- THE EXERCISE: Pick out every line with the word "временного" and copy it.

***** RECORD EXTRACTS *****

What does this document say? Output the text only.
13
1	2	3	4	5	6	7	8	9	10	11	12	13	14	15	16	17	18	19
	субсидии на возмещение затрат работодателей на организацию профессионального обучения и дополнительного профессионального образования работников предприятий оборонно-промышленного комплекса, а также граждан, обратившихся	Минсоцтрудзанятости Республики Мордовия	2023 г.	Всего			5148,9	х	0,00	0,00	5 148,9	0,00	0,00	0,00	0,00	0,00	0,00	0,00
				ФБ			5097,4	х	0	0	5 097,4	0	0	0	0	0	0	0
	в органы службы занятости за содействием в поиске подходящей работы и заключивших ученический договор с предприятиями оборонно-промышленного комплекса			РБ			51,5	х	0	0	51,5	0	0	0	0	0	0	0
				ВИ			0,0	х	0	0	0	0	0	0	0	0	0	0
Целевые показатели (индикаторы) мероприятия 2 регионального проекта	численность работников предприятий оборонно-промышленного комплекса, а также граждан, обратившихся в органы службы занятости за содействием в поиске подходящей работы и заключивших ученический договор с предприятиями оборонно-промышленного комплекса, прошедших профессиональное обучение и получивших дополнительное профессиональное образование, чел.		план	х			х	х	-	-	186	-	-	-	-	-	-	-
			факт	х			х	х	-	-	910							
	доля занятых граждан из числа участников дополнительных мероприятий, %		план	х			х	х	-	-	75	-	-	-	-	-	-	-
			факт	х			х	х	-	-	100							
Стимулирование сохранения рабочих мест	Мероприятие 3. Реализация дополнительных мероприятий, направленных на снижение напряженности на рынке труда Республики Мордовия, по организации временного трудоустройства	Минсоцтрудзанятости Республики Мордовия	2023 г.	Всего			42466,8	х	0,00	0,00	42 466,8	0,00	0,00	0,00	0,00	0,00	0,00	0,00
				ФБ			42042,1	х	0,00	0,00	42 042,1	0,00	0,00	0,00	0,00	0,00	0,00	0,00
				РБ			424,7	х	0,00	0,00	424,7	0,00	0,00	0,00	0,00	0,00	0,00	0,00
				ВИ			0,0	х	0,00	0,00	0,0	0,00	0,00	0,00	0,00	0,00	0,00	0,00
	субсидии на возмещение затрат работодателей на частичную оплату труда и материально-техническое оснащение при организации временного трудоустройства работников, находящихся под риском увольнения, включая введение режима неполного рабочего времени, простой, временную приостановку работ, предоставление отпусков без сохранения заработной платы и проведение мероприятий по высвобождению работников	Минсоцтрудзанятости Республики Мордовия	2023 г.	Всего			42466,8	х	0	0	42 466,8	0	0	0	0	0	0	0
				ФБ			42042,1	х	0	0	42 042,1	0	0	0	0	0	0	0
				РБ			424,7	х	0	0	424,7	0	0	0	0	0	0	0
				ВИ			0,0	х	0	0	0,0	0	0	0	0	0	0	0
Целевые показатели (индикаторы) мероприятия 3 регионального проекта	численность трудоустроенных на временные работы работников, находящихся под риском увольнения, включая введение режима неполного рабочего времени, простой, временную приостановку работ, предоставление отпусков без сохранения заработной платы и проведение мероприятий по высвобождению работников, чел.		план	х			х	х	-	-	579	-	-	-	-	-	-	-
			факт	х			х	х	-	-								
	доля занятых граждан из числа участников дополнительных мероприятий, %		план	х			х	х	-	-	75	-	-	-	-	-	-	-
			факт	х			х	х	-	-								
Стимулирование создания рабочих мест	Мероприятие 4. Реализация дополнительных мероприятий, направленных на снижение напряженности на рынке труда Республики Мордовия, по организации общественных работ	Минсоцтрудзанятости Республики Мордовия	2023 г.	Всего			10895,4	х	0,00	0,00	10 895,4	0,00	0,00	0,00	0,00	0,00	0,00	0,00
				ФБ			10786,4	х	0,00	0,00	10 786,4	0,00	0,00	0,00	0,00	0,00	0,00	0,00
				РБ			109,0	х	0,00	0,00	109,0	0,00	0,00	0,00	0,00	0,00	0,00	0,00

*****

- FULL ANSWER:
Стимулирование сохранения рабочих мест	Мероприятие 3. Реализация дополнительных мероприятий, направленных на снижение напряженности на рынке труда Республики Мордовия, по организации временного трудоустройства	Минсоцтрудзанятости Республики Мордовия	2023 г.	Всего			42466,8	х	0,00	0,00	42 466,8	0,00	0,00	0,00	0,00	0,00	0,00	0,00
	субсидии на возмещение затрат работодателей на частичную оплату труда и материально-техническое оснащение при организации временного трудоустройства работников, находящихся под риском увольнения, включая введение режима неполного рабочего времени, простой, временную приостановку работ, предоставление отпусков без сохранения заработной платы и проведение мероприятий по высвобождению работников	Минсоцтрудзанятости Республики Мордовия	2023 г.	Всего			42466,8	х	0	0	42 466,8	0	0	0	0	0	0	0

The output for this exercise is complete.